Directions for this task:
Filter the entries that follow, copying every line in which the word "geht" appears.

☆ ☆ ☆ ☆ ☆ ☆ ☆

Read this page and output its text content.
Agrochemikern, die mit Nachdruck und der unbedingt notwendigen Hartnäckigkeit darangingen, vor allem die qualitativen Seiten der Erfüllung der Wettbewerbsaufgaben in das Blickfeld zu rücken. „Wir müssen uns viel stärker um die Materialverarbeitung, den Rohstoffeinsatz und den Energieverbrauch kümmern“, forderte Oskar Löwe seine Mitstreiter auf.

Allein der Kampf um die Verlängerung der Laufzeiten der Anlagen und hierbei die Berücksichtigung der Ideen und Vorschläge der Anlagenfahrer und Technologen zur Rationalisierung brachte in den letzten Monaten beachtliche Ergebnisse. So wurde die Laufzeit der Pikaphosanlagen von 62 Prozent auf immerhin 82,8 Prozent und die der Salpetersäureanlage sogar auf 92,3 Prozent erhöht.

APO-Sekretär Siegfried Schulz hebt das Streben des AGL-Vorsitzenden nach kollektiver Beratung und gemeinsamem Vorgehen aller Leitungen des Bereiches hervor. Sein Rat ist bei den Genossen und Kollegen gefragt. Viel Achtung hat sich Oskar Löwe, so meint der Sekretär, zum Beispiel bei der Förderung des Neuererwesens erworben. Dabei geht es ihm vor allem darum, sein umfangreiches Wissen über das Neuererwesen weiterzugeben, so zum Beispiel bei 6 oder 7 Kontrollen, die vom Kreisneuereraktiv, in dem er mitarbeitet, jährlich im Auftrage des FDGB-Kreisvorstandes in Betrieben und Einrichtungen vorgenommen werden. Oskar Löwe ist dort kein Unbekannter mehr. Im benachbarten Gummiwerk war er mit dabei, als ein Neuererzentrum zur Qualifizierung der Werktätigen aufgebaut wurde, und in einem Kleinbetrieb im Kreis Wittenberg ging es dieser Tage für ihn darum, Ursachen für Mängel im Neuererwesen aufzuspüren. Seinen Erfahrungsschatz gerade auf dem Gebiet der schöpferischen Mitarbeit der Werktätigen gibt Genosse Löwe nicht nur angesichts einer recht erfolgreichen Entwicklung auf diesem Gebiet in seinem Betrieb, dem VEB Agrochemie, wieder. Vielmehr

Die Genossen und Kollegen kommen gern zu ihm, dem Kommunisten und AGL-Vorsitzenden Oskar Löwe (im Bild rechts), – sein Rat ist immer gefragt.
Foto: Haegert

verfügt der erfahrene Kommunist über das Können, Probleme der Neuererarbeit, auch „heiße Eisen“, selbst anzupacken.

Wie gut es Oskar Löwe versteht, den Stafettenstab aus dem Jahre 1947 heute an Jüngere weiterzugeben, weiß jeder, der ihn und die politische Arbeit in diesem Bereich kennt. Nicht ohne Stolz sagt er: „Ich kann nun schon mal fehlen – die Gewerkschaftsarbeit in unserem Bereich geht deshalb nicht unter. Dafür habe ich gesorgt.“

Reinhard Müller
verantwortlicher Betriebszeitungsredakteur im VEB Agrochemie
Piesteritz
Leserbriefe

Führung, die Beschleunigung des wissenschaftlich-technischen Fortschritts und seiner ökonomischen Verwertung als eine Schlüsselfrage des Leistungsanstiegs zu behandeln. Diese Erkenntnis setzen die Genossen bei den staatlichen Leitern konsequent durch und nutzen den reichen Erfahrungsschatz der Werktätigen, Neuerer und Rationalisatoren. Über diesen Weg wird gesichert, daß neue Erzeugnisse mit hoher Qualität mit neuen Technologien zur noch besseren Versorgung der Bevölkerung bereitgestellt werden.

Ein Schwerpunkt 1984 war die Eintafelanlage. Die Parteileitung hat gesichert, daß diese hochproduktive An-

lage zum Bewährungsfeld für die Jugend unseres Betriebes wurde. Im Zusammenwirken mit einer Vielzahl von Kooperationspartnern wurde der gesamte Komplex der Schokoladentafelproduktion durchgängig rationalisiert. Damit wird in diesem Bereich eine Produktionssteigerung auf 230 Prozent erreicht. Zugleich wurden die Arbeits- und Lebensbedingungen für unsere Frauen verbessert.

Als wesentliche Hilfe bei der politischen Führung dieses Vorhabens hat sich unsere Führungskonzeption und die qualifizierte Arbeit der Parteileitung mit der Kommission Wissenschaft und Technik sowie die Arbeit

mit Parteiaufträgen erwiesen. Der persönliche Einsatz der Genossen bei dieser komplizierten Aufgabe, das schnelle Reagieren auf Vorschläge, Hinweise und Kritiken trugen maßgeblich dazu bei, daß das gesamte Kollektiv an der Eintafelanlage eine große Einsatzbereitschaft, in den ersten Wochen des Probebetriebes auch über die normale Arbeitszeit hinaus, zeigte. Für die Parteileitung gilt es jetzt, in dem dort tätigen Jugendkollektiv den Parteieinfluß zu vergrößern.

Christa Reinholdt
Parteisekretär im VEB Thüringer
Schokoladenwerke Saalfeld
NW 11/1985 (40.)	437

☆ ☆ ☆ ☆ ☆ ☆ ☆

Exercise result:
APO-Sekretär Siegfried Schulz hebt das Streben des AGL-Vorsitzenden nach kollektiver Beratung und gemeinsamem Vorgehen aller Leitungen des Bereiches hervor. Sein Rat ist bei den Genossen und Kollegen gefragt. Viel Achtung hat sich Oskar Löwe, so meint der Sekretär, zum Beispiel bei der Förderung des Neuererwesens erworben. Dabei geht es ihm vor allem darum, sein umfangreiches Wissen über das Neuererwesen weiterzugeben, so zum Beispiel bei 6 oder 7 Kontrollen, die vom Kreisneuereraktiv, in dem er mitarbeitet, jährlich im Auftrage des FDGB-Kreisvorstandes in Betrieben und Einrichtungen vorgenommen werden. Oskar Löwe ist dort kein Unbekannter mehr. Im benachbarten Gummiwerk war er mit dabei, als ein Neuererzentrum zur Qualifizierung der Werktätigen aufgebaut wurde, und in einem Kleinbetrieb im Kreis Wittenberg ging es dieser Tage für ihn darum, Ursachen für Mängel im Neuererwesen aufzuspüren. Seinen Erfahrungsschatz gerade auf dem Gebiet der schöpferischen Mitarbeit der Werktätigen gibt Genosse Löwe nicht nur angesichts einer recht erfolgreichen Entwicklung auf diesem Gebiet in seinem Betrieb, dem VEB Agrochemie, wieder. Vielmehr
Wie gut es Oskar Löwe versteht, den Stafettenstab aus dem Jahre 1947 heute an Jüngere weiterzugeben, weiß jeder, der ihn und die politische Arbeit in diesem Bereich kennt. Nicht ohne Stolz sagt er: „Ich kann nun schon mal fehlen – die Gewerkschaftsarbeit in unserem Bereich geht deshalb nicht unter. Dafür habe ich gesorgt.“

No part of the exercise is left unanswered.